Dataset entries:
*-*-*
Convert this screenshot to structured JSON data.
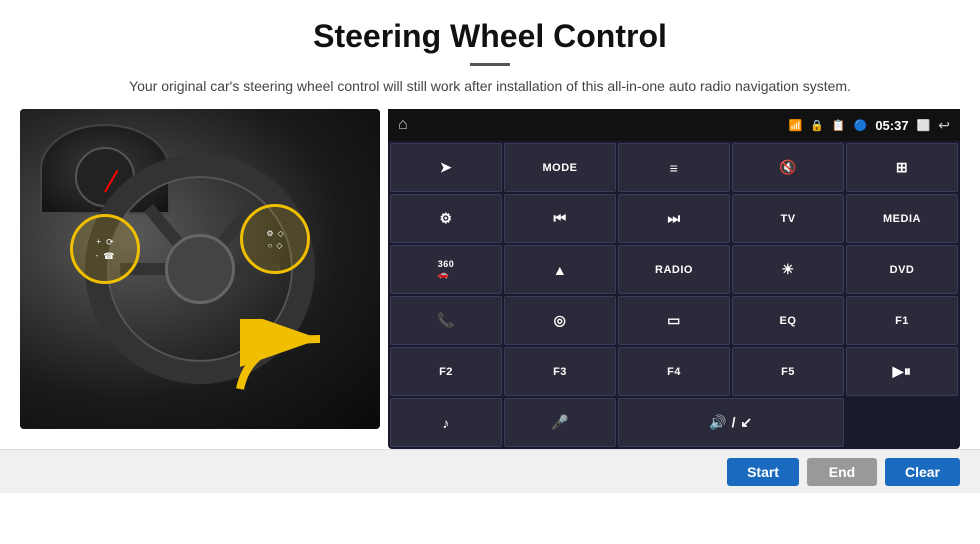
{
  "header": {
    "title": "Steering Wheel Control",
    "subtitle": "Your original car's steering wheel control will still work after installation of this all-in-one auto radio navigation system."
  },
  "statusbar": {
    "home_icon": "⌂",
    "wifi_icon": "📶",
    "bluetooth_icon": "🔒",
    "time": "05:37",
    "back_icon": "↩"
  },
  "panel_buttons": [
    {
      "id": "b1",
      "icon": "➤",
      "label": ""
    },
    {
      "id": "b2",
      "label": "MODE"
    },
    {
      "id": "b3",
      "icon": "≡",
      "label": ""
    },
    {
      "id": "b4",
      "icon": "🔇",
      "label": ""
    },
    {
      "id": "b5",
      "icon": "⊞",
      "label": ""
    },
    {
      "id": "b6",
      "icon": "⚙",
      "label": ""
    },
    {
      "id": "b7",
      "icon": "⏮",
      "label": ""
    },
    {
      "id": "b8",
      "icon": "⏭",
      "label": ""
    },
    {
      "id": "b9",
      "label": "TV"
    },
    {
      "id": "b10",
      "label": "MEDIA"
    },
    {
      "id": "b11",
      "icon": "360",
      "label": ""
    },
    {
      "id": "b12",
      "icon": "▲",
      "label": ""
    },
    {
      "id": "b13",
      "label": "RADIO"
    },
    {
      "id": "b14",
      "icon": "☀",
      "label": ""
    },
    {
      "id": "b15",
      "label": "DVD"
    },
    {
      "id": "b16",
      "icon": "📞",
      "label": ""
    },
    {
      "id": "b17",
      "icon": "◎",
      "label": ""
    },
    {
      "id": "b18",
      "icon": "▭",
      "label": ""
    },
    {
      "id": "b19",
      "label": "EQ"
    },
    {
      "id": "b20",
      "label": "F1"
    },
    {
      "id": "b21",
      "label": "F2"
    },
    {
      "id": "b22",
      "label": "F3"
    },
    {
      "id": "b23",
      "label": "F4"
    },
    {
      "id": "b24",
      "label": "F5"
    },
    {
      "id": "b25",
      "icon": "▶⏸",
      "label": ""
    },
    {
      "id": "b26",
      "icon": "♪",
      "label": ""
    },
    {
      "id": "b27",
      "icon": "🎤",
      "label": ""
    },
    {
      "id": "b28",
      "icon": "🔊↙",
      "label": ""
    },
    {
      "id": "b29",
      "label": ""
    },
    {
      "id": "b30",
      "label": ""
    }
  ],
  "bottom_buttons": {
    "start_label": "Start",
    "end_label": "End",
    "clear_label": "Clear"
  }
}
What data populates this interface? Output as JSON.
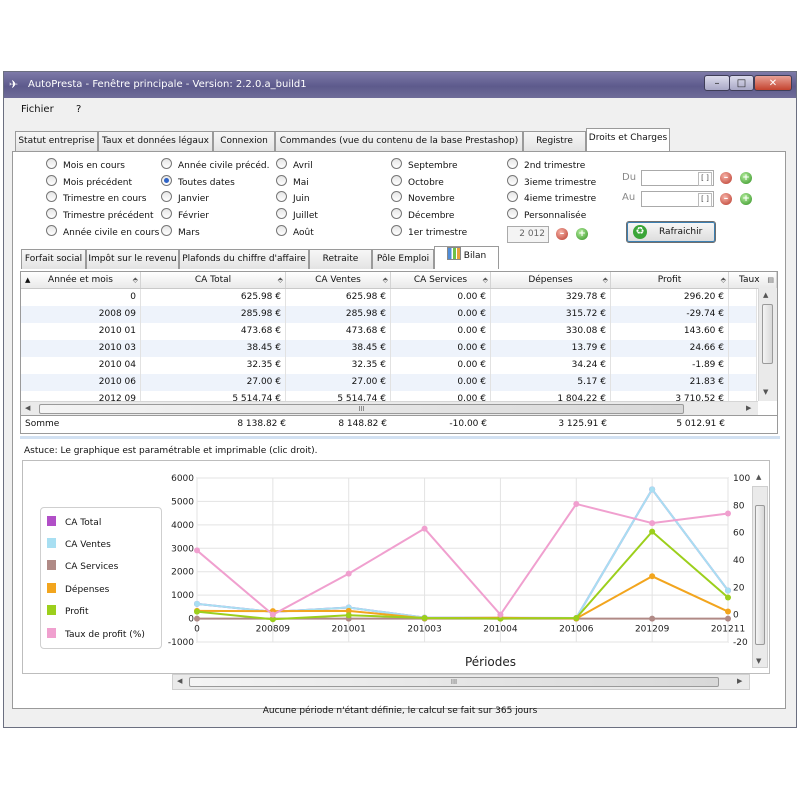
{
  "window": {
    "title": "AutoPresta - Fenêtre principale  -  Version:  2.2.0.a_build1",
    "controls": [
      "–",
      "□",
      "✕"
    ]
  },
  "menu": [
    "Fichier",
    "?"
  ],
  "main_tabs": [
    "Statut entreprise",
    "Taux et données légaux",
    "Connexion",
    "Commandes (vue du contenu de la base Prestashop)",
    "Registre",
    "Droits et Charges"
  ],
  "periods": {
    "col1": [
      "Mois en cours",
      "Mois précédent",
      "Trimestre en cours",
      "Trimestre précédent",
      "Année civile en cours"
    ],
    "col2": [
      "Année civile précéd.",
      "Toutes dates",
      "Janvier",
      "Février",
      "Mars"
    ],
    "col3": [
      "Avril",
      "Mai",
      "Juin",
      "Juillet",
      "Août"
    ],
    "col4": [
      "Septembre",
      "Octobre",
      "Novembre",
      "Décembre",
      "1er trimestre"
    ],
    "col5": [
      "2nd trimestre",
      "3ieme trimestre",
      "4ieme trimestre",
      "Personnalisée"
    ],
    "selected": "Toutes dates"
  },
  "date_range": {
    "du_label": "Du",
    "au_label": "Au",
    "du_value": "",
    "au_value": ""
  },
  "year_value": "2 012",
  "refresh_label": "Rafraichir",
  "sub_tabs": [
    "Forfait social",
    "Impôt sur le revenu",
    "Plafonds du chiffre d'affaire",
    "Retraite",
    "Pôle Emploi",
    "Bilan"
  ],
  "grid": {
    "columns": [
      "Année et mois",
      "CA Total",
      "CA Ventes",
      "CA Services",
      "Dépenses",
      "Profit",
      "Taux"
    ],
    "rows": [
      [
        "0",
        "625.98 €",
        "625.98 €",
        "0.00 €",
        "329.78 €",
        "296.20 €"
      ],
      [
        "2008   09",
        "285.98 €",
        "285.98 €",
        "0.00 €",
        "315.72 €",
        "-29.74 €"
      ],
      [
        "2010   01",
        "473.68 €",
        "473.68 €",
        "0.00 €",
        "330.08 €",
        "143.60 €"
      ],
      [
        "2010   03",
        "38.45 €",
        "38.45 €",
        "0.00 €",
        "13.79 €",
        "24.66 €"
      ],
      [
        "2010   04",
        "32.35 €",
        "32.35 €",
        "0.00 €",
        "34.24 €",
        "-1.89 €"
      ],
      [
        "2010   06",
        "27.00 €",
        "27.00 €",
        "0.00 €",
        "5.17 €",
        "21.83 €"
      ],
      [
        "2012   09",
        "5 514.74 €",
        "5 514.74 €",
        "0.00 €",
        "1 804.22 €",
        "3 710.52 €"
      ]
    ],
    "sum_label": "Somme",
    "sums": [
      "8 138.82 €",
      "8 148.82 €",
      "-10.00 €",
      "3 125.91 €",
      "5 012.91 €"
    ],
    "scroll_grip": "III"
  },
  "hint": "Astuce: Le graphique est paramétrable et imprimable (clic droit).",
  "chart_data": {
    "type": "line",
    "title": "",
    "xlabel": "Périodes",
    "ylabel": "",
    "categories": [
      "0",
      "200809",
      "201001",
      "201003",
      "201004",
      "201006",
      "201209",
      "201211"
    ],
    "ylim": [
      -1000,
      6000
    ],
    "yticks": [
      -1000,
      0,
      1000,
      2000,
      3000,
      4000,
      5000,
      6000
    ],
    "y2lim": [
      -20,
      100
    ],
    "y2ticks": [
      -20,
      0,
      20,
      40,
      60,
      80,
      100
    ],
    "grid": true,
    "legend_position": "left",
    "series": [
      {
        "name": "CA Total",
        "color": "#b14fc7",
        "axis": "left",
        "values": [
          625.98,
          285.98,
          473.68,
          38.45,
          32.35,
          27.0,
          5514.74,
          1200
        ]
      },
      {
        "name": "CA Ventes",
        "color": "#a8dff2",
        "axis": "left",
        "values": [
          625.98,
          285.98,
          473.68,
          38.45,
          32.35,
          27.0,
          5514.74,
          1200
        ]
      },
      {
        "name": "CA Services",
        "color": "#b08a86",
        "axis": "left",
        "values": [
          0,
          0,
          0,
          0,
          0,
          0,
          0,
          0
        ]
      },
      {
        "name": "Dépenses",
        "color": "#f2a51e",
        "axis": "left",
        "values": [
          329.78,
          315.72,
          330.08,
          13.79,
          34.24,
          5.17,
          1804.22,
          300
        ]
      },
      {
        "name": "Profit",
        "color": "#9ccf1c",
        "axis": "left",
        "values": [
          296.2,
          -29.74,
          143.6,
          24.66,
          -1.89,
          21.83,
          3710.52,
          900
        ]
      },
      {
        "name": "Taux de profit (%)",
        "color": "#f0a0cf",
        "axis": "right",
        "values": [
          47,
          0,
          30,
          63,
          0,
          81,
          67,
          74
        ]
      }
    ]
  },
  "chart_scroll_grip": "III",
  "status": "Aucune période n'étant définie, le calcul se fait sur 365 jours"
}
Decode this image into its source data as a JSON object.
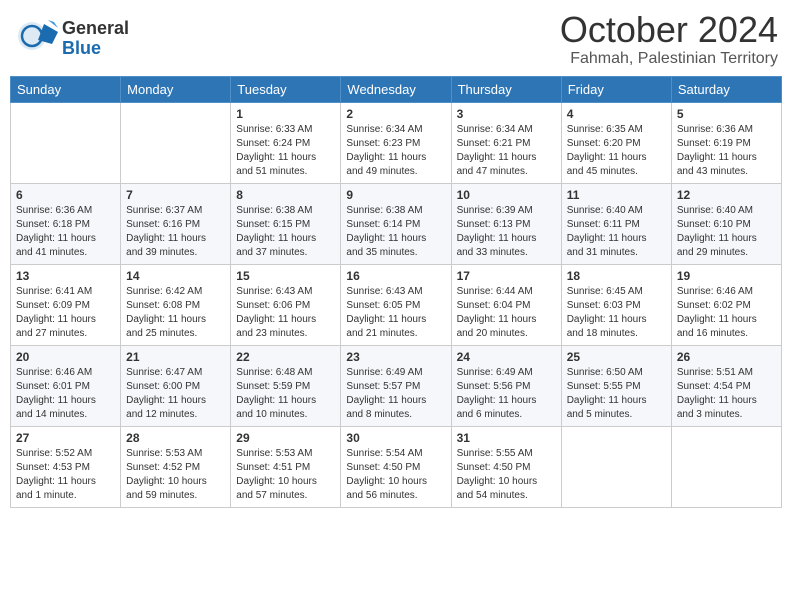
{
  "logo": {
    "general": "General",
    "blue": "Blue"
  },
  "header": {
    "month": "October 2024",
    "subtitle": "Fahmah, Palestinian Territory"
  },
  "days": [
    "Sunday",
    "Monday",
    "Tuesday",
    "Wednesday",
    "Thursday",
    "Friday",
    "Saturday"
  ],
  "weeks": [
    [
      {
        "day": "",
        "sunrise": "",
        "sunset": "",
        "daylight": ""
      },
      {
        "day": "",
        "sunrise": "",
        "sunset": "",
        "daylight": ""
      },
      {
        "day": "1",
        "sunrise": "Sunrise: 6:33 AM",
        "sunset": "Sunset: 6:24 PM",
        "daylight": "Daylight: 11 hours and 51 minutes."
      },
      {
        "day": "2",
        "sunrise": "Sunrise: 6:34 AM",
        "sunset": "Sunset: 6:23 PM",
        "daylight": "Daylight: 11 hours and 49 minutes."
      },
      {
        "day": "3",
        "sunrise": "Sunrise: 6:34 AM",
        "sunset": "Sunset: 6:21 PM",
        "daylight": "Daylight: 11 hours and 47 minutes."
      },
      {
        "day": "4",
        "sunrise": "Sunrise: 6:35 AM",
        "sunset": "Sunset: 6:20 PM",
        "daylight": "Daylight: 11 hours and 45 minutes."
      },
      {
        "day": "5",
        "sunrise": "Sunrise: 6:36 AM",
        "sunset": "Sunset: 6:19 PM",
        "daylight": "Daylight: 11 hours and 43 minutes."
      }
    ],
    [
      {
        "day": "6",
        "sunrise": "Sunrise: 6:36 AM",
        "sunset": "Sunset: 6:18 PM",
        "daylight": "Daylight: 11 hours and 41 minutes."
      },
      {
        "day": "7",
        "sunrise": "Sunrise: 6:37 AM",
        "sunset": "Sunset: 6:16 PM",
        "daylight": "Daylight: 11 hours and 39 minutes."
      },
      {
        "day": "8",
        "sunrise": "Sunrise: 6:38 AM",
        "sunset": "Sunset: 6:15 PM",
        "daylight": "Daylight: 11 hours and 37 minutes."
      },
      {
        "day": "9",
        "sunrise": "Sunrise: 6:38 AM",
        "sunset": "Sunset: 6:14 PM",
        "daylight": "Daylight: 11 hours and 35 minutes."
      },
      {
        "day": "10",
        "sunrise": "Sunrise: 6:39 AM",
        "sunset": "Sunset: 6:13 PM",
        "daylight": "Daylight: 11 hours and 33 minutes."
      },
      {
        "day": "11",
        "sunrise": "Sunrise: 6:40 AM",
        "sunset": "Sunset: 6:11 PM",
        "daylight": "Daylight: 11 hours and 31 minutes."
      },
      {
        "day": "12",
        "sunrise": "Sunrise: 6:40 AM",
        "sunset": "Sunset: 6:10 PM",
        "daylight": "Daylight: 11 hours and 29 minutes."
      }
    ],
    [
      {
        "day": "13",
        "sunrise": "Sunrise: 6:41 AM",
        "sunset": "Sunset: 6:09 PM",
        "daylight": "Daylight: 11 hours and 27 minutes."
      },
      {
        "day": "14",
        "sunrise": "Sunrise: 6:42 AM",
        "sunset": "Sunset: 6:08 PM",
        "daylight": "Daylight: 11 hours and 25 minutes."
      },
      {
        "day": "15",
        "sunrise": "Sunrise: 6:43 AM",
        "sunset": "Sunset: 6:06 PM",
        "daylight": "Daylight: 11 hours and 23 minutes."
      },
      {
        "day": "16",
        "sunrise": "Sunrise: 6:43 AM",
        "sunset": "Sunset: 6:05 PM",
        "daylight": "Daylight: 11 hours and 21 minutes."
      },
      {
        "day": "17",
        "sunrise": "Sunrise: 6:44 AM",
        "sunset": "Sunset: 6:04 PM",
        "daylight": "Daylight: 11 hours and 20 minutes."
      },
      {
        "day": "18",
        "sunrise": "Sunrise: 6:45 AM",
        "sunset": "Sunset: 6:03 PM",
        "daylight": "Daylight: 11 hours and 18 minutes."
      },
      {
        "day": "19",
        "sunrise": "Sunrise: 6:46 AM",
        "sunset": "Sunset: 6:02 PM",
        "daylight": "Daylight: 11 hours and 16 minutes."
      }
    ],
    [
      {
        "day": "20",
        "sunrise": "Sunrise: 6:46 AM",
        "sunset": "Sunset: 6:01 PM",
        "daylight": "Daylight: 11 hours and 14 minutes."
      },
      {
        "day": "21",
        "sunrise": "Sunrise: 6:47 AM",
        "sunset": "Sunset: 6:00 PM",
        "daylight": "Daylight: 11 hours and 12 minutes."
      },
      {
        "day": "22",
        "sunrise": "Sunrise: 6:48 AM",
        "sunset": "Sunset: 5:59 PM",
        "daylight": "Daylight: 11 hours and 10 minutes."
      },
      {
        "day": "23",
        "sunrise": "Sunrise: 6:49 AM",
        "sunset": "Sunset: 5:57 PM",
        "daylight": "Daylight: 11 hours and 8 minutes."
      },
      {
        "day": "24",
        "sunrise": "Sunrise: 6:49 AM",
        "sunset": "Sunset: 5:56 PM",
        "daylight": "Daylight: 11 hours and 6 minutes."
      },
      {
        "day": "25",
        "sunrise": "Sunrise: 6:50 AM",
        "sunset": "Sunset: 5:55 PM",
        "daylight": "Daylight: 11 hours and 5 minutes."
      },
      {
        "day": "26",
        "sunrise": "Sunrise: 5:51 AM",
        "sunset": "Sunset: 4:54 PM",
        "daylight": "Daylight: 11 hours and 3 minutes."
      }
    ],
    [
      {
        "day": "27",
        "sunrise": "Sunrise: 5:52 AM",
        "sunset": "Sunset: 4:53 PM",
        "daylight": "Daylight: 11 hours and 1 minute."
      },
      {
        "day": "28",
        "sunrise": "Sunrise: 5:53 AM",
        "sunset": "Sunset: 4:52 PM",
        "daylight": "Daylight: 10 hours and 59 minutes."
      },
      {
        "day": "29",
        "sunrise": "Sunrise: 5:53 AM",
        "sunset": "Sunset: 4:51 PM",
        "daylight": "Daylight: 10 hours and 57 minutes."
      },
      {
        "day": "30",
        "sunrise": "Sunrise: 5:54 AM",
        "sunset": "Sunset: 4:50 PM",
        "daylight": "Daylight: 10 hours and 56 minutes."
      },
      {
        "day": "31",
        "sunrise": "Sunrise: 5:55 AM",
        "sunset": "Sunset: 4:50 PM",
        "daylight": "Daylight: 10 hours and 54 minutes."
      },
      {
        "day": "",
        "sunrise": "",
        "sunset": "",
        "daylight": ""
      },
      {
        "day": "",
        "sunrise": "",
        "sunset": "",
        "daylight": ""
      }
    ]
  ]
}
*-*-*
▸ **What is expected**
Go through the entries above and copy every line containing "précédent".

▸ **Correct output**
      "Mois précédent",
      "Trimestre précédent",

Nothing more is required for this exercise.